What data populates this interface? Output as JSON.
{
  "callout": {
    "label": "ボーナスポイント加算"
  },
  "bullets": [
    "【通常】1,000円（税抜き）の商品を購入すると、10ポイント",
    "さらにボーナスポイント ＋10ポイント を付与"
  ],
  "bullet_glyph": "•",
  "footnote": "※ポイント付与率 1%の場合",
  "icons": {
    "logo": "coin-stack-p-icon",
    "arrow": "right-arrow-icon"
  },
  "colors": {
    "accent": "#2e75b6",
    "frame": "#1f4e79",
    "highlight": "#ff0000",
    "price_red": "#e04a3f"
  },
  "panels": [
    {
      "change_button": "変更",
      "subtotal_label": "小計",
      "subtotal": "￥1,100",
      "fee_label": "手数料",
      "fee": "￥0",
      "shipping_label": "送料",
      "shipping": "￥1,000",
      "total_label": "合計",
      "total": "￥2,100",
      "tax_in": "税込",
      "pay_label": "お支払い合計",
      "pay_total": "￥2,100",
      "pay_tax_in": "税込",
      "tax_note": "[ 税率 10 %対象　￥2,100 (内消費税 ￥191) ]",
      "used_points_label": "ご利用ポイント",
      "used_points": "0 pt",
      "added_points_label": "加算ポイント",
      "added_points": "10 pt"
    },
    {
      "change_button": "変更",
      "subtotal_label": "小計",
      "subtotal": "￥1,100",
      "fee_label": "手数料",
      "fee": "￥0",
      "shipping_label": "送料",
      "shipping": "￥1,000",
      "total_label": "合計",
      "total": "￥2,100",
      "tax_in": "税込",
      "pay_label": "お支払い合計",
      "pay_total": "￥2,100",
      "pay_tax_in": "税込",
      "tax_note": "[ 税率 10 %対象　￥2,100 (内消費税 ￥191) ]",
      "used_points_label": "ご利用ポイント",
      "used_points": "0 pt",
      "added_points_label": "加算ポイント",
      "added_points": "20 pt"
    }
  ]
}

> _DIRECTIVE_: Provide all the records again, word for word.

> _FINISHED EXERCISE_:
What data populates this interface? Output as JSON.
{
  "callout": {
    "label": "ボーナスポイント加算"
  },
  "bullets": [
    "【通常】1,000円（税抜き）の商品を購入すると、10ポイント",
    "さらにボーナスポイント ＋10ポイント を付与"
  ],
  "bullet_glyph": "•",
  "footnote": "※ポイント付与率 1%の場合",
  "icons": {
    "logo": "coin-stack-p-icon",
    "arrow": "right-arrow-icon"
  },
  "colors": {
    "accent": "#2e75b6",
    "frame": "#1f4e79",
    "highlight": "#ff0000",
    "price_red": "#e04a3f"
  },
  "panels": [
    {
      "change_button": "変更",
      "subtotal_label": "小計",
      "subtotal": "￥1,100",
      "fee_label": "手数料",
      "fee": "￥0",
      "shipping_label": "送料",
      "shipping": "￥1,000",
      "total_label": "合計",
      "total": "￥2,100",
      "tax_in": "税込",
      "pay_label": "お支払い合計",
      "pay_total": "￥2,100",
      "pay_tax_in": "税込",
      "tax_note": "[ 税率 10 %対象　￥2,100 (内消費税 ￥191) ]",
      "used_points_label": "ご利用ポイント",
      "used_points": "0 pt",
      "added_points_label": "加算ポイント",
      "added_points": "10 pt"
    },
    {
      "change_button": "変更",
      "subtotal_label": "小計",
      "subtotal": "￥1,100",
      "fee_label": "手数料",
      "fee": "￥0",
      "shipping_label": "送料",
      "shipping": "￥1,000",
      "total_label": "合計",
      "total": "￥2,100",
      "tax_in": "税込",
      "pay_label": "お支払い合計",
      "pay_total": "￥2,100",
      "pay_tax_in": "税込",
      "tax_note": "[ 税率 10 %対象　￥2,100 (内消費税 ￥191) ]",
      "used_points_label": "ご利用ポイント",
      "used_points": "0 pt",
      "added_points_label": "加算ポイント",
      "added_points": "20 pt"
    }
  ]
}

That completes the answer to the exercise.